--- Dataset ---

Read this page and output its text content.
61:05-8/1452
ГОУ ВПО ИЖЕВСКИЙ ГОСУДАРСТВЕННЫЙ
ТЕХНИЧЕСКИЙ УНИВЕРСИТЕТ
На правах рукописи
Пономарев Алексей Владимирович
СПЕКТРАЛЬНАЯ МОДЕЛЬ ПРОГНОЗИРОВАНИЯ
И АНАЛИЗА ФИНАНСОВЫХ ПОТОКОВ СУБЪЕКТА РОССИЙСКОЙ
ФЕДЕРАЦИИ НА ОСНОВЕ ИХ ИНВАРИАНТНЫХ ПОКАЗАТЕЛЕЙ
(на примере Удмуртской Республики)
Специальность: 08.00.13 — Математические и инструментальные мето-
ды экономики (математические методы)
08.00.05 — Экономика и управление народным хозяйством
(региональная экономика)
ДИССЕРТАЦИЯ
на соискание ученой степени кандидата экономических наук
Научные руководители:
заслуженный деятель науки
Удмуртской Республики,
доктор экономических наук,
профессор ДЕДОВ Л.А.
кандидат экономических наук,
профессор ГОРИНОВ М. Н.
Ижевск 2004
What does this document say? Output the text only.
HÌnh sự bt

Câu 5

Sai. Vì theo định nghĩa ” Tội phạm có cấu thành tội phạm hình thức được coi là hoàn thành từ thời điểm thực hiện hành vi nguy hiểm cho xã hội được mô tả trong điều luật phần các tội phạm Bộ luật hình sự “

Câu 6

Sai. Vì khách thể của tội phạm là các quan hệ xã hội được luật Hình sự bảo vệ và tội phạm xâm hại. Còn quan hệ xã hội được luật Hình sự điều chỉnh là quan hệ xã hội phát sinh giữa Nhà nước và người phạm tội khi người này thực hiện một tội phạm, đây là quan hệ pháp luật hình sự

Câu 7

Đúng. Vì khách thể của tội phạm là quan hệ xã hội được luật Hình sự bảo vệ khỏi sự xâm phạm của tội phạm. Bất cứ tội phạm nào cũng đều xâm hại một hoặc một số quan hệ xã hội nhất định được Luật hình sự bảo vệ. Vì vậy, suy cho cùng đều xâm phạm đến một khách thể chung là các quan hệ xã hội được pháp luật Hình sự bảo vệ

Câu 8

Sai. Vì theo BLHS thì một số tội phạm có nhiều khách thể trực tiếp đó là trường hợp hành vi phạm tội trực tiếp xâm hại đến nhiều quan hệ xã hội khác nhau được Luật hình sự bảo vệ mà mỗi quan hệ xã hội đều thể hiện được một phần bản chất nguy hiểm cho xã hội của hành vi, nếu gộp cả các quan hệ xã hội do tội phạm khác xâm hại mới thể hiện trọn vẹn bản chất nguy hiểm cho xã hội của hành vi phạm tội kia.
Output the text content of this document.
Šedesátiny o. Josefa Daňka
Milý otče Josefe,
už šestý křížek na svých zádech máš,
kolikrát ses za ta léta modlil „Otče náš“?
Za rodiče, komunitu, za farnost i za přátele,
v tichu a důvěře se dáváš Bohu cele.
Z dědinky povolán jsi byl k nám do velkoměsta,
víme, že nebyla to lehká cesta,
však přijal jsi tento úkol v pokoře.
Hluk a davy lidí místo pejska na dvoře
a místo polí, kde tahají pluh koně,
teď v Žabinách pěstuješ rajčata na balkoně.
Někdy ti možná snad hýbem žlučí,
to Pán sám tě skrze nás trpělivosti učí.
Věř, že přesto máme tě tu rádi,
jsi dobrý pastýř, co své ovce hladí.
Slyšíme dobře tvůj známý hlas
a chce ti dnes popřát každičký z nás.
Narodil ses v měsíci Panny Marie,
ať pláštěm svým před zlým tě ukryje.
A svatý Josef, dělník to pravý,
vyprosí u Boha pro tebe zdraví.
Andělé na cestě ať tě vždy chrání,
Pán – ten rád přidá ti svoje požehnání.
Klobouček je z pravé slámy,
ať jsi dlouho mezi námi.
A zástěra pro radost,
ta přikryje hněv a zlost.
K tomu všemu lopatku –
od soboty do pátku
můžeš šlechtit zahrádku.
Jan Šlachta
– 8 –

---

▶ **Set problem**: Please copy out each record, character for character.

▶ **Full output**:
Read this page and output its text content.
61:05-8/1452
ГОУ ВПО ИЖЕВСКИЙ ГОСУДАРСТВЕННЫЙ
ТЕХНИЧЕСКИЙ УНИВЕРСИТЕТ
На правах рукописи
Пономарев Алексей Владимирович
СПЕКТРАЛЬНАЯ МОДЕЛЬ ПРОГНОЗИРОВАНИЯ
И АНАЛИЗА ФИНАНСОВЫХ ПОТОКОВ СУБЪЕКТА РОССИЙСКОЙ
ФЕДЕРАЦИИ НА ОСНОВЕ ИХ ИНВАРИАНТНЫХ ПОКАЗАТЕЛЕЙ
(на примере Удмуртской Республики)
Специальность: 08.00.13 — Математические и инструментальные мето-
ды экономики (математические методы)
08.00.05 — Экономика и управление народным хозяйством
(региональная экономика)
ДИССЕРТАЦИЯ
на соискание ученой степени кандидата экономических наук
Научные руководители:
заслуженный деятель науки
Удмуртской Республики,
доктор экономических наук,
профессор ДЕДОВ Л.А.
кандидат экономических наук,
профессор ГОРИНОВ М. Н.
Ижевск 2004
What does this document say? Output the text only.
HÌnh sự bt

Câu 5

Sai. Vì theo định nghĩa ” Tội phạm có cấu thành tội phạm hình thức được coi là hoàn thành từ thời điểm thực hiện hành vi nguy hiểm cho xã hội được mô tả trong điều luật phần các tội phạm Bộ luật hình sự “

Câu 6

Sai. Vì khách thể của tội phạm là các quan hệ xã hội được luật Hình sự bảo vệ và tội phạm xâm hại. Còn quan hệ xã hội được luật Hình sự điều chỉnh là quan hệ xã hội phát sinh giữa Nhà nước và người phạm tội khi người này thực hiện một tội phạm, đây là quan hệ pháp luật hình sự

Câu 7

Đúng. Vì khách thể của tội phạm là quan hệ xã hội được luật Hình sự bảo vệ khỏi sự xâm phạm của tội phạm. Bất cứ tội phạm nào cũng đều xâm hại một hoặc một số quan hệ xã hội nhất định được Luật hình sự bảo vệ. Vì vậy, suy cho cùng đều xâm phạm đến một khách thể chung là các quan hệ xã hội được pháp luật Hình sự bảo vệ

Câu 8

Sai. Vì theo BLHS thì một số tội phạm có nhiều khách thể trực tiếp đó là trường hợp hành vi phạm tội trực tiếp xâm hại đến nhiều quan hệ xã hội khác nhau được Luật hình sự bảo vệ mà mỗi quan hệ xã hội đều thể hiện được một phần bản chất nguy hiểm cho xã hội của hành vi, nếu gộp cả các quan hệ xã hội do tội phạm khác xâm hại mới thể hiện trọn vẹn bản chất nguy hiểm cho xã hội của hành vi phạm tội kia.
Output the text content of this document.
Šedesátiny o. Josefa Daňka
Milý otče Josefe,
už šestý křížek na svých zádech máš,
kolikrát ses za ta léta modlil „Otče náš“?
Za rodiče, komunitu, za farnost i za přátele,
v tichu a důvěře se dáváš Bohu cele.
Z dědinky povolán jsi byl k nám do velkoměsta,
víme, že nebyla to lehká cesta,
však přijal jsi tento úkol v pokoře.
Hluk a davy lidí místo pejska na dvoře
a místo polí, kde tahají pluh koně,
teď v Žabinách pěstuješ rajčata na balkoně.
Někdy ti možná snad hýbem žlučí,
to Pán sám tě skrze nás trpělivosti učí.
Věř, že přesto máme tě tu rádi,
jsi dobrý pastýř, co své ovce hladí.
Slyšíme dobře tvůj známý hlas
a chce ti dnes popřát každičký z nás.
Narodil ses v měsíci Panny Marie,
ať pláštěm svým před zlým tě ukryje.
A svatý Josef, dělník to pravý,
vyprosí u Boha pro tebe zdraví.
Andělé na cestě ať tě vždy chrání,
Pán – ten rád přidá ti svoje požehnání.
Klobouček je z pravé slámy,
ať jsi dlouho mezi námi.
A zástěra pro radost,
ta přikryje hněv a zlost.
K tomu všemu lopatku –
od soboty do pátku
můžeš šlechtit zahrádku.
Jan Šlachta
– 8 –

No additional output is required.